● **SUPPLIED DATA**
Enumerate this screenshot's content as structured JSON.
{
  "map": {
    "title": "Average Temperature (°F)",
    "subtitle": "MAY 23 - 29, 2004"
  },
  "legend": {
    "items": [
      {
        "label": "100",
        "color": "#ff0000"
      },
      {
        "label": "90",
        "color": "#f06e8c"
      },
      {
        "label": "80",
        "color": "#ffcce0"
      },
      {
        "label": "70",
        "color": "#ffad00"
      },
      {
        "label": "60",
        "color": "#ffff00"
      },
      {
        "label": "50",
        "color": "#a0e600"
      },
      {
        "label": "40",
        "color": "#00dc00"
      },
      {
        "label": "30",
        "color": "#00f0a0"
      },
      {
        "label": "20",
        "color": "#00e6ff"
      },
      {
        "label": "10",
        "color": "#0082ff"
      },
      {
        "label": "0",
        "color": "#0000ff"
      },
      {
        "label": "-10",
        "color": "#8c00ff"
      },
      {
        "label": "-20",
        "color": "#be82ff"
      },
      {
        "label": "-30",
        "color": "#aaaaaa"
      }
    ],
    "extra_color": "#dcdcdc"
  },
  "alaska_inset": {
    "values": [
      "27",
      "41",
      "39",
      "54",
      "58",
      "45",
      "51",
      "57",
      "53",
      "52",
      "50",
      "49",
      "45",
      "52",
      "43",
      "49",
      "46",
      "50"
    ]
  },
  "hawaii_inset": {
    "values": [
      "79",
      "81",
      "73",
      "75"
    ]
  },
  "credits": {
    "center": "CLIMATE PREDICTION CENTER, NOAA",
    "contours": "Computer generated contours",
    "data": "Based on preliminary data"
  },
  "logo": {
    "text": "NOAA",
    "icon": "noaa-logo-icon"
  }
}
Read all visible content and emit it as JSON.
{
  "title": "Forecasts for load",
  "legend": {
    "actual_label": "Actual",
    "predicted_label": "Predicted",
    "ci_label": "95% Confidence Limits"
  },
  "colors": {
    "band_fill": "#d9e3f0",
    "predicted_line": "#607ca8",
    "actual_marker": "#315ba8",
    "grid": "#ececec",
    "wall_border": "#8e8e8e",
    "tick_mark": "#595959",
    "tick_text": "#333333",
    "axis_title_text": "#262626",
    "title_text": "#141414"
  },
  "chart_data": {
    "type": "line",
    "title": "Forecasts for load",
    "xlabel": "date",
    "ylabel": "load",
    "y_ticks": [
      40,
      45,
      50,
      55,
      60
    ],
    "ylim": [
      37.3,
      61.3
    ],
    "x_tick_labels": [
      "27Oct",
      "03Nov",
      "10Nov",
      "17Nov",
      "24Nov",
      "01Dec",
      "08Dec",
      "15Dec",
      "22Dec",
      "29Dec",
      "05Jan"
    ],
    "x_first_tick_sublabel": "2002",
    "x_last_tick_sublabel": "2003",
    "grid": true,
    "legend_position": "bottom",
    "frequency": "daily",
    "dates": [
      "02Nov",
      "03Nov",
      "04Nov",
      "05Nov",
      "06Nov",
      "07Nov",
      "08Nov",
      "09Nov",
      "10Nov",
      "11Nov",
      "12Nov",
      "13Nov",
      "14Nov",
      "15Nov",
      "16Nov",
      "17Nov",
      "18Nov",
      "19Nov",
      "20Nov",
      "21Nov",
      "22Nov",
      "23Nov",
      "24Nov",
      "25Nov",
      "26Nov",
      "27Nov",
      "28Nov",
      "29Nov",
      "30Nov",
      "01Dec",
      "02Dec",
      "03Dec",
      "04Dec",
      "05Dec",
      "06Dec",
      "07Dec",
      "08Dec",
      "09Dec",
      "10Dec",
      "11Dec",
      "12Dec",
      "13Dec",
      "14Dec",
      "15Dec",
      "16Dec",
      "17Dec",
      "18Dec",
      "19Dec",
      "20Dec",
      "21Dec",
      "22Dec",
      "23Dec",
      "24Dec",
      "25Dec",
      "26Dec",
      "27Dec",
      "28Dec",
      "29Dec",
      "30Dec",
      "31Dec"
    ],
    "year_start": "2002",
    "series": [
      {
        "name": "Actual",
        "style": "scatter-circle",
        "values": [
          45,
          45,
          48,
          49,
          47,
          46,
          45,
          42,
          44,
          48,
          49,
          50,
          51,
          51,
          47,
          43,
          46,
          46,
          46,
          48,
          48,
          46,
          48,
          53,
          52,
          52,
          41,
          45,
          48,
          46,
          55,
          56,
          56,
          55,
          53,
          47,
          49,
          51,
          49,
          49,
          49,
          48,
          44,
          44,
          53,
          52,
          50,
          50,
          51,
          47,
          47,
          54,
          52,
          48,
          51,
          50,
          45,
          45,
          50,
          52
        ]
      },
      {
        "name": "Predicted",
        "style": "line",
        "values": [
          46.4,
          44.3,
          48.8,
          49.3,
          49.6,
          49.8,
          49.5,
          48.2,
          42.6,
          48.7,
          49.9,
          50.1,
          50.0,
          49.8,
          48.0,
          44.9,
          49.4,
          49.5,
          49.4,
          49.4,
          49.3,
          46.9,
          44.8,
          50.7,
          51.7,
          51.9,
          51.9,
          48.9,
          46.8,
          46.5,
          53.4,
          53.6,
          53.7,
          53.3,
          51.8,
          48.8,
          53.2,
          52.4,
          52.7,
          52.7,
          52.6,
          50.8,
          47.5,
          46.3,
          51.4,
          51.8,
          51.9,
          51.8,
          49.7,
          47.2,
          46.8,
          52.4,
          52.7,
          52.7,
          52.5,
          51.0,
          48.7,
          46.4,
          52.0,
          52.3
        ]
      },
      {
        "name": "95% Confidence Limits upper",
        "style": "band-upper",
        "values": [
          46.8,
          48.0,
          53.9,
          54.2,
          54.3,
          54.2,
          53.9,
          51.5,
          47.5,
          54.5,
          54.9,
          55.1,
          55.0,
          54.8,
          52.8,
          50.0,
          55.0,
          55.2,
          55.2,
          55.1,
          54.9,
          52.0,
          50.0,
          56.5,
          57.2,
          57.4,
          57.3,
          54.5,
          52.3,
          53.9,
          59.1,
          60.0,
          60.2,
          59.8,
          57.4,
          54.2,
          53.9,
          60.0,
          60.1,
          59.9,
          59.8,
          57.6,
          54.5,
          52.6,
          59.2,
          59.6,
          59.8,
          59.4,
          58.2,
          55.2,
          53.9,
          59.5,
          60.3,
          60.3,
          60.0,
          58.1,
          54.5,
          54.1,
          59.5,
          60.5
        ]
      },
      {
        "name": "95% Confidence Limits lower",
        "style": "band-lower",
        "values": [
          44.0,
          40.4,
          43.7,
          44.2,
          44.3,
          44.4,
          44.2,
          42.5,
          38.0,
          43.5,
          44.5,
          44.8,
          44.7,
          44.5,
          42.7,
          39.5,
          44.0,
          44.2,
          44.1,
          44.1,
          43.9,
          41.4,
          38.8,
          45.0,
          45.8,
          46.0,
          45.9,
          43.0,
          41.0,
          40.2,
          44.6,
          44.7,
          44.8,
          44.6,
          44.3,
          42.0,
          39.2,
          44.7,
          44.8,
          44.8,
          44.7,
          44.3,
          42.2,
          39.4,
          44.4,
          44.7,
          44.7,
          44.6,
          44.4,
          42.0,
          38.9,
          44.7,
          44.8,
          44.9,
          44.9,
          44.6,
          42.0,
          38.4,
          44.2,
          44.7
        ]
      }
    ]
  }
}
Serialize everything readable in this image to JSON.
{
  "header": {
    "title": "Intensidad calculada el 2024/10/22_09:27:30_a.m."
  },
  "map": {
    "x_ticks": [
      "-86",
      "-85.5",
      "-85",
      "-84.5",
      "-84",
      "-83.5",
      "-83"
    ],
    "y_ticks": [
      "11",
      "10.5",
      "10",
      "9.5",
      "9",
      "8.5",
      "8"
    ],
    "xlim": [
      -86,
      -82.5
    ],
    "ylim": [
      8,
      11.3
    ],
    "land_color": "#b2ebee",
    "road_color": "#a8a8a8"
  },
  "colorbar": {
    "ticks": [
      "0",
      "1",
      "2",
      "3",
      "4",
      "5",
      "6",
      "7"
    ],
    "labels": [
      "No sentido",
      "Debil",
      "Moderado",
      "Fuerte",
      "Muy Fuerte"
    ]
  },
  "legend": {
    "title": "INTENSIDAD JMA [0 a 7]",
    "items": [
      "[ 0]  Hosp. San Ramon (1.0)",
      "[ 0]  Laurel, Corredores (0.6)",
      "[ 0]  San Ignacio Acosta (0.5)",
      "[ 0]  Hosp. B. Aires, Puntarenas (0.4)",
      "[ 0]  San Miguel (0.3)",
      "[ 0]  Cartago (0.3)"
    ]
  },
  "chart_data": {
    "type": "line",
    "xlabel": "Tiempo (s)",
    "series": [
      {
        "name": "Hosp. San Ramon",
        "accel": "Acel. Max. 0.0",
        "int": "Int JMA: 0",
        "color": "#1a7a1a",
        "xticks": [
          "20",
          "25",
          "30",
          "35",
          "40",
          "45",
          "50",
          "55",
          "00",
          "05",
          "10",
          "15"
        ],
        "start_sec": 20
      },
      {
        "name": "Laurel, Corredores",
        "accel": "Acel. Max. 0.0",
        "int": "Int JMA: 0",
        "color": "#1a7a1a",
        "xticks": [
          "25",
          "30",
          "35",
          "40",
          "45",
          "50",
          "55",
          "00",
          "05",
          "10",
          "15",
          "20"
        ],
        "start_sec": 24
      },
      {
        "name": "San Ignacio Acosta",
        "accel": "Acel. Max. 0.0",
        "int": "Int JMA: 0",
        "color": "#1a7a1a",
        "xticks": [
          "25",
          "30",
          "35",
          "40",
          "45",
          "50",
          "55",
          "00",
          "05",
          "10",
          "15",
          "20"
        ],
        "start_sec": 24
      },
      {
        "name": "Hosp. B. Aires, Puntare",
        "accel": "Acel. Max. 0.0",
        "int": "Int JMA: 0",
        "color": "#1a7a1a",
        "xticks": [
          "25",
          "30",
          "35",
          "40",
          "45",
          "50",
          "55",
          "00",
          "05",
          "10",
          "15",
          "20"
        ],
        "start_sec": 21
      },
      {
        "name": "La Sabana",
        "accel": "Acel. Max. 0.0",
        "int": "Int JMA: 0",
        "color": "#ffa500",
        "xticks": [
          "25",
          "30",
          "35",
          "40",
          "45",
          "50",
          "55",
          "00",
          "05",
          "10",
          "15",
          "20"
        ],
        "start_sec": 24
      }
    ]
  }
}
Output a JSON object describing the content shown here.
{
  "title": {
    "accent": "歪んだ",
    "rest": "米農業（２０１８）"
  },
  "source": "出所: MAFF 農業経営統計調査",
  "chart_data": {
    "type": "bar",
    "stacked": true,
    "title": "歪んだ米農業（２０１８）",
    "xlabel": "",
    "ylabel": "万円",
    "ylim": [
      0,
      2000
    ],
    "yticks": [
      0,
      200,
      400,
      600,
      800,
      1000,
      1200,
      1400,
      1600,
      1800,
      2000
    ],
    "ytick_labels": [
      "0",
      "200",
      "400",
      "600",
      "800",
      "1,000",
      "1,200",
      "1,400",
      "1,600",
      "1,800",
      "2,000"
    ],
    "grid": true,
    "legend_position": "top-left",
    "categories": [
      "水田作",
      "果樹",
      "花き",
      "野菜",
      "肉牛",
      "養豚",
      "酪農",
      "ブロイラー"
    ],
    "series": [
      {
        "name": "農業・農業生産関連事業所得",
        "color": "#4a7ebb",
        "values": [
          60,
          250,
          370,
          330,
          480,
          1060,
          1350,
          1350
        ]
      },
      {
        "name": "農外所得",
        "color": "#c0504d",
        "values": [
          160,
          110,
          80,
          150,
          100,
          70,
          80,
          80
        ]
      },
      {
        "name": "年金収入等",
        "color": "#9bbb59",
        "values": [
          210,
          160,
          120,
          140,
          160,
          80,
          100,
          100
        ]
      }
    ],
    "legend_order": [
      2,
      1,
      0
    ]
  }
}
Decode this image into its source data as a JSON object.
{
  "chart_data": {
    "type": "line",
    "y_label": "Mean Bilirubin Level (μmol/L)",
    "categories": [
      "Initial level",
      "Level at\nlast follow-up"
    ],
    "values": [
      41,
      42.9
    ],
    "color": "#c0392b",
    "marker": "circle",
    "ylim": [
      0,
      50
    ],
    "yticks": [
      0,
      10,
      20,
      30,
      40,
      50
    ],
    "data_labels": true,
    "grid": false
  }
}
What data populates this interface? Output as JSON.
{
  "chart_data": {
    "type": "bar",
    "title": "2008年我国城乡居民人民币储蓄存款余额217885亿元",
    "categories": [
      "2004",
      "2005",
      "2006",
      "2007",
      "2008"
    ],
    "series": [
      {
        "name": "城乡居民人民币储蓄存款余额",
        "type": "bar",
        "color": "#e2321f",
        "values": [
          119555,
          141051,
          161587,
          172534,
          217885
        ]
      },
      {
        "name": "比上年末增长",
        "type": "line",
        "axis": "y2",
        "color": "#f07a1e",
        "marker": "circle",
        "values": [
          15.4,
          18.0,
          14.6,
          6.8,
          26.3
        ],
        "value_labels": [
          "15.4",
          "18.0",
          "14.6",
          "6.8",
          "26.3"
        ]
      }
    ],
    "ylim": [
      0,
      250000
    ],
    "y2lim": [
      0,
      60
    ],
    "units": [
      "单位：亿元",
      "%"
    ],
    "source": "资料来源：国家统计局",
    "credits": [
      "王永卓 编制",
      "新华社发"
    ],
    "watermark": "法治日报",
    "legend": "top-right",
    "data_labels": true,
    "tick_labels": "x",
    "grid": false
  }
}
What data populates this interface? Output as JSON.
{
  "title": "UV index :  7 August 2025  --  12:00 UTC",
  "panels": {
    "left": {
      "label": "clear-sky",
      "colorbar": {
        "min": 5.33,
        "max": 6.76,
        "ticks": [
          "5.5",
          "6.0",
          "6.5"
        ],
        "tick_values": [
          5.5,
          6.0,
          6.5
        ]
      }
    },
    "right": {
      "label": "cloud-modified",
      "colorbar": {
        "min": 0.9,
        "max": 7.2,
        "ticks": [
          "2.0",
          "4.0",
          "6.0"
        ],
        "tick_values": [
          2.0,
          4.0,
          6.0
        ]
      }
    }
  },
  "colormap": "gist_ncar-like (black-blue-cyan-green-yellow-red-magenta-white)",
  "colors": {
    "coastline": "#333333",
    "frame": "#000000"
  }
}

● **WHAT IS EXPECTED**
Extract from the data every line where "Aires" shows up.

● **SOLUTION TO THE PROBLEM**
      "[ 0]  Hosp. B. Aires, Puntarenas (0.4)",
        "name": "Hosp. B. Aires, Puntare",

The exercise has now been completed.